* begin Source document *

ATB Radio
- Bolivia;
- Frequencies: 107.2 MHz (La Paz) 89.2 MHz (Cochabamba)

Programming
- Language: Spanish
- Affiliations: ATBMedia

History
- First air date: September 24, 2004

Links
- Website: https://atb.com.bo/atbradio/

= ATB Radio =

Bolivian radio station

ATB Radio is a Bolivian radio station and a sister outlet to the television network of the same name, owned by ATBMedia and licensed to Illimani de Comunicaciones, S.A.. The station was founded as Radio Pasión Boliviana on September 24, 2004, and was subsequently acquired by Investbol (then-owner of ATB), which acquired it and other stations across Bolivia.

ATB Radio is a generalist network, whose programming largely consists of news, events and sports broadcasts, as well as programs which are (mostly) produced from the network's flagship in La Paz.

==History==
=== Background (2000-2009) ===
Grupo Garafulic (owner at the time of ATB, as well as newspapers La Razón, El Nuevo Día and Extra) obtained a new shareholder when Televisa sold its 25% share in Bolivia to Grupo PRISA. The transaction was completed on October 23, 2000, for a total sum of over US$10 million and aimed at creating three radio networks, owned by Inversiones en Radiodifusión S.A. (IRD).

The plans to introduce IRD's radio stations were not accomplished due to factors such as the death of (president of IRD and founder of ATB), the legal dispute between Grupo Garafulic and PRISA, and the surprising rise of Unitel in ratings. In its brief administration, Ernesto Asbún (owner of Bolivisión) acquired, in 2004, 25% of Illimani de Comunicaciones, with IRD (divided between 40% to the Garafulic family and the remaining 60% to prisa PRISA), obtaining the remaining 75%. This meant that ATB briefly shared owners with Radio Cadena Nacional (now RQP) between 2004 and 2009, before PRISA divested from Bolivia.

=== As Radio Wara/Radio Cosmos (1937-2004) ===
It is known that before the creation of Radio Pasión Boliviana and the later establishment of the ATB Radio network, FM 107.3 in La Paz was occupied by Radio Wara, later renamed Radio Cosmos; under the latter name, it had no affiliation with the historic AM station in Cochabamba owned by Laureano Rojas, only sharing the name. Not much is known about Radio Cosmos, aside from being founded in 1937 under the callsign CP-34, together with "Radio El Condor", with a power of 200 Watts at launching time.

=== As Radio Pasión Boliviana, 107.3 FM (2004-2014) ===
Radio Pasión Boliviana 107.3 FM was founded on August 20, 2004, by journalist and radio presenter Napoleón Goméz, in association with Adolfo Paco, formerly of RTP and CONDEPA. Radio Pasión Boliviana emerged mainly with the goal of "entertaining, educating and delivering national and folk music", as well as giving airtime to several artists and presenters. Its coverage was limited to the cities of La Paz, El Alto and Viacha, as well as its internet stream. It officially started broadcasting on September 17, 2004.

* end Source document *

* [To do]
**a.** In the ATB Radio article, translate this sentence into Spanish: "Its coverage was limited to the cities of La Paz, El Alto and Viacha, as well as its internet stream."
**b.** Using the ATB Radio article, answer yes or no for each statement and quote the words that decide it. (i) The transaction involving Televisa and Grupo PRISA was completed on October 23, 2000. (ii) Radio Cosmos in La Paz was affiliated with the AM station in Cochabamba owned by Laureano Rojas. (iii) Radio Cosmos had a power of 200 Watts when it launched.

* begin Extracted material *

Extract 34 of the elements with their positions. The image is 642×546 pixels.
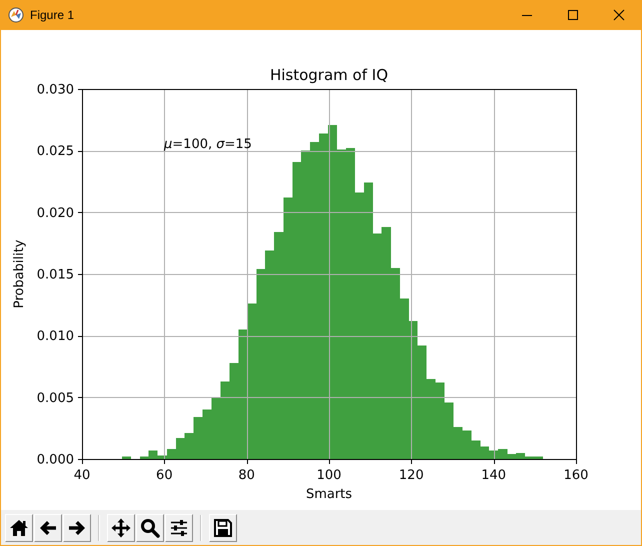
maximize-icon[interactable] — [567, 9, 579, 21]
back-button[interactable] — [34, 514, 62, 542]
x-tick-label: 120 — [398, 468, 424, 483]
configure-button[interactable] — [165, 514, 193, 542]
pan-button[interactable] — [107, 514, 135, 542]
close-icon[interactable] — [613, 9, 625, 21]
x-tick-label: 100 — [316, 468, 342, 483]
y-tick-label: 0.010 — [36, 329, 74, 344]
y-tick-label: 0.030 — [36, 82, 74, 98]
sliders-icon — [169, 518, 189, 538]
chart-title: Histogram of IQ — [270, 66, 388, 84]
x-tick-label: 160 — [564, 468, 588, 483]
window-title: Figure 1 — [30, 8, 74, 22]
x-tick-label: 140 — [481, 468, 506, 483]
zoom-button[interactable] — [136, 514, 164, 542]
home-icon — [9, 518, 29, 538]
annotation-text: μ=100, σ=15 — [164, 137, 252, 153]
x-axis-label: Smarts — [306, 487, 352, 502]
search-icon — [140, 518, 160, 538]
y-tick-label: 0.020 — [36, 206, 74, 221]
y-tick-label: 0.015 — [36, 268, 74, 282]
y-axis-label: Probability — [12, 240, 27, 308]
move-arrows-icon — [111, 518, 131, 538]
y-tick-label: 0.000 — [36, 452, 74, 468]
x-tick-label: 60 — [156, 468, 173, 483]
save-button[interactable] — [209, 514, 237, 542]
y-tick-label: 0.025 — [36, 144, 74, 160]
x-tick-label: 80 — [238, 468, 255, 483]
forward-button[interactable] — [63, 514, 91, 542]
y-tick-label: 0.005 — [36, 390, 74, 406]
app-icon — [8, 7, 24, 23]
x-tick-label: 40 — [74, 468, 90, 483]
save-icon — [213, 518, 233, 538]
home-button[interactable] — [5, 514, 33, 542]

* end Extracted material *
* begin Extracted material *

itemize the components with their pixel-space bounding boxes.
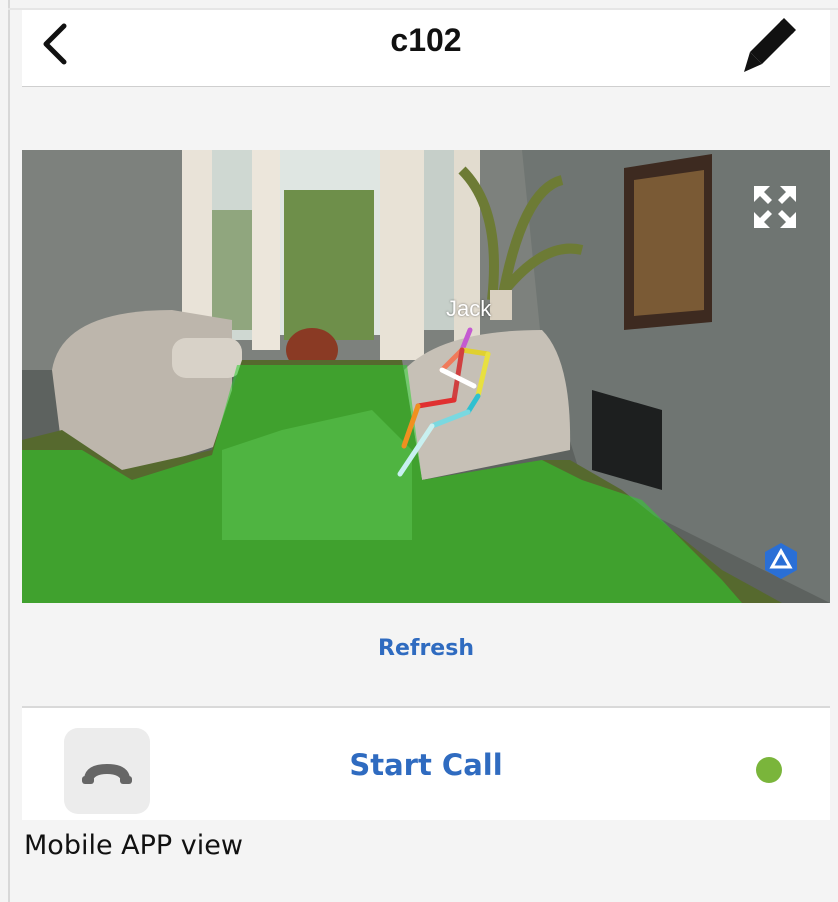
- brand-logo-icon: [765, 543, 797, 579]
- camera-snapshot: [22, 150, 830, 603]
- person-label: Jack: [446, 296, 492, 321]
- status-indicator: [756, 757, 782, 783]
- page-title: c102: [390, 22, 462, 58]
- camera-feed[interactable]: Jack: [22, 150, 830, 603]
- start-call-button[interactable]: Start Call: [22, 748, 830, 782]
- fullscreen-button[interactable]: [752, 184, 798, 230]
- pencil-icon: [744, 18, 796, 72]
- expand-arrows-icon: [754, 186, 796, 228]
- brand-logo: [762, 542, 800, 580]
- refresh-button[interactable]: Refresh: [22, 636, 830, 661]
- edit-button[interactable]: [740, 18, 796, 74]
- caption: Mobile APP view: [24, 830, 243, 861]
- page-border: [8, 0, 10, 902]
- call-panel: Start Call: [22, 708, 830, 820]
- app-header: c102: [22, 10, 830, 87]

* end Extracted material *
* begin Extracted material *

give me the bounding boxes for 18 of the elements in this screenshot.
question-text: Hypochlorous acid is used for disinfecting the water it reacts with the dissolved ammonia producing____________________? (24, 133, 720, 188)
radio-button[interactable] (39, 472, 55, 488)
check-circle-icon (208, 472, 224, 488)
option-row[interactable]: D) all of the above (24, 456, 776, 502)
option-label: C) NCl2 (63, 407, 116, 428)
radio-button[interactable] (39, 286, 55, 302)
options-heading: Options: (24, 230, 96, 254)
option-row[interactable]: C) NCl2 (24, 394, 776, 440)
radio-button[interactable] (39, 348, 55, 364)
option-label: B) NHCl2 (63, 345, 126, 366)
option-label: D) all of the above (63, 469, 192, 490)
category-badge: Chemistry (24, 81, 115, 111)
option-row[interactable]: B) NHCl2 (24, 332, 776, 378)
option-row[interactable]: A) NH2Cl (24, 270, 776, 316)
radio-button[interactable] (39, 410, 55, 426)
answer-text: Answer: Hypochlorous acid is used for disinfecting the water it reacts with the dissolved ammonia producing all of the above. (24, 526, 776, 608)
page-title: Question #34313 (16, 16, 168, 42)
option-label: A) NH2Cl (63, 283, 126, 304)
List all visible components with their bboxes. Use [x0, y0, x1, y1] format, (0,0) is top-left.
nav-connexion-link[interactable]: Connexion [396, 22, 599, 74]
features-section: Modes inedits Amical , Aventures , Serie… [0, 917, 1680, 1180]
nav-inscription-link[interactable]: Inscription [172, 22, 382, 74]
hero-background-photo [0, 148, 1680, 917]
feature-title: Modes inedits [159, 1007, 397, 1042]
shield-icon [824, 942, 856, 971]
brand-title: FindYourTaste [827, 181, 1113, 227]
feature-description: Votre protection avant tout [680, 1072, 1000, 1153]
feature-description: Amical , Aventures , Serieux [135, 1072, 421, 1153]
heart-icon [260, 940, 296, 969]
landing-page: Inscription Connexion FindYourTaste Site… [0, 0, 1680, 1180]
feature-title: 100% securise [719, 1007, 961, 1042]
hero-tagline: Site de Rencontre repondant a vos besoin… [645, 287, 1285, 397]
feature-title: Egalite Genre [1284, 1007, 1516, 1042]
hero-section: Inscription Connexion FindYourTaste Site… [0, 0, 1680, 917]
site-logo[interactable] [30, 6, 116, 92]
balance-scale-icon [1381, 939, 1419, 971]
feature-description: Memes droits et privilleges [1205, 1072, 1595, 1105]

* end Extracted material *

* [Task-by-task results]
**a.** Su cobertura se limitaba a las ciudades de La Paz, El Alto y Viacha, así como a su transmisión por internet.

**b.**
(i) Yes: "The transaction was completed on October 23, 2000"
(ii) No: "it had no affiliation with the historic AM station in Cochabamba owned by Laureano Rojas, only sharing the name"
(iii) Yes: "with a power of 200 Watts at launching time"